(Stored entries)
start
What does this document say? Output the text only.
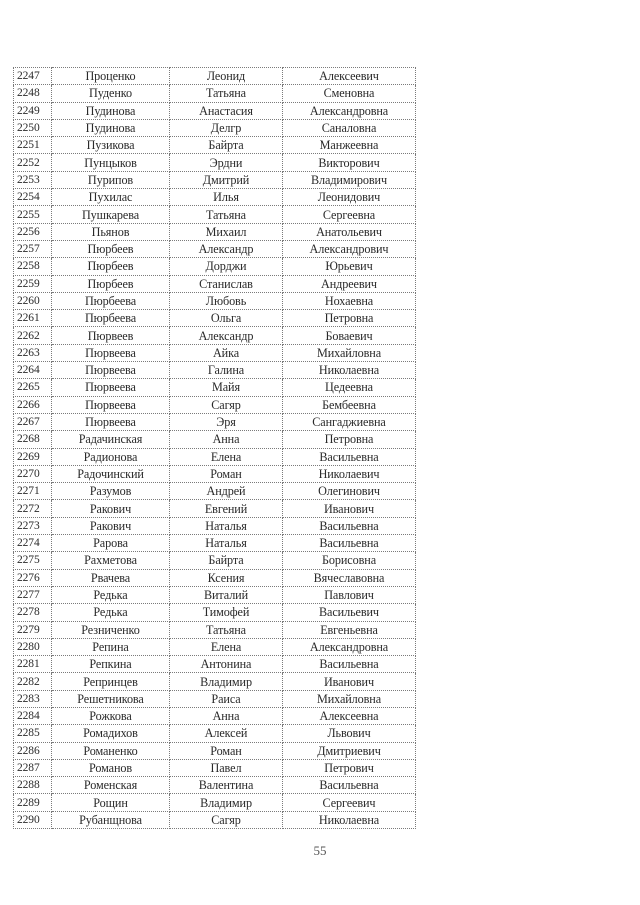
2247	Проценко	Леонид	Алексеевич
2248	Пуденко	Татьяна	Сменовна
2249	Пудинова	Анастасия	Александровна
2250	Пудинова	Делгр	Саналовна
2251	Пузикова	Байрта	Манжеевна
2252	Пунцыков	Эрдни	Викторович
2253	Пурипов	Дмитрий	Владимирович
2254	Пухилас	Илья	Леонидович
2255	Пушкарева	Татьяна	Сергеевна
2256	Пьянов	Михаил	Анатольевич
2257	Пюрбеев	Александр	Александрович
2258	Пюрбеев	Дорджи	Юрьевич
2259	Пюрбеев	Станислав	Андреевич
2260	Пюрбеева	Любовь	Нохаевна
2261	Пюрбеева	Ольга	Петровна
2262	Пюрвеев	Александр	Боваевич
2263	Пюрвеева	Айка	Михайловна
2264	Пюрвеева	Галина	Николаевна
2265	Пюрвеева	Майя	Цедеевна
2266	Пюрвеева	Сагяр	Бембеевна
2267	Пюрвеева	Эря	Сангаджиевна
2268	Радачинская	Анна	Петровна
2269	Радионова	Елена	Васильевна
2270	Радочинский	Роман	Николаевич
2271	Разумов	Андрей	Олегинович
2272	Ракович	Евгений	Иванович
2273	Ракович	Наталья	Васильевна
2274	Рарова	Наталья	Васильевна
2275	Рахметова	Байрта	Борисовна
2276	Рвачева	Ксения	Вячеславовна
2277	Редька	Виталий	Павлович
2278	Редька	Тимофей	Васильевич
2279	Резниченко	Татьяна	Евгеньевна
2280	Репина	Елена	Александровна
2281	Репкина	Антонина	Васильевна
2282	Репринцев	Владимир	Иванович
2283	Решетникова	Раиса	Михайловна
2284	Рожкова	Анна	Алексеевна
2285	Ромадихов	Алексей	Львович
2286	Романенко	Роман	Дмитриевич
2287	Романов	Павел	Петрович
2288	Роменская	Валентина	Васильевна
2289	Рощин	Владимир	Сергеевич
2290	Рубанщнова	Сагяр	Николаевна
55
end
**DIRECTIVE**
Show the lines of the material that contain the word "Елена".

**RESPONSE BELOW**
2269	Радионова	Елена	Васильевна
2280	Репина	Елена	Александровна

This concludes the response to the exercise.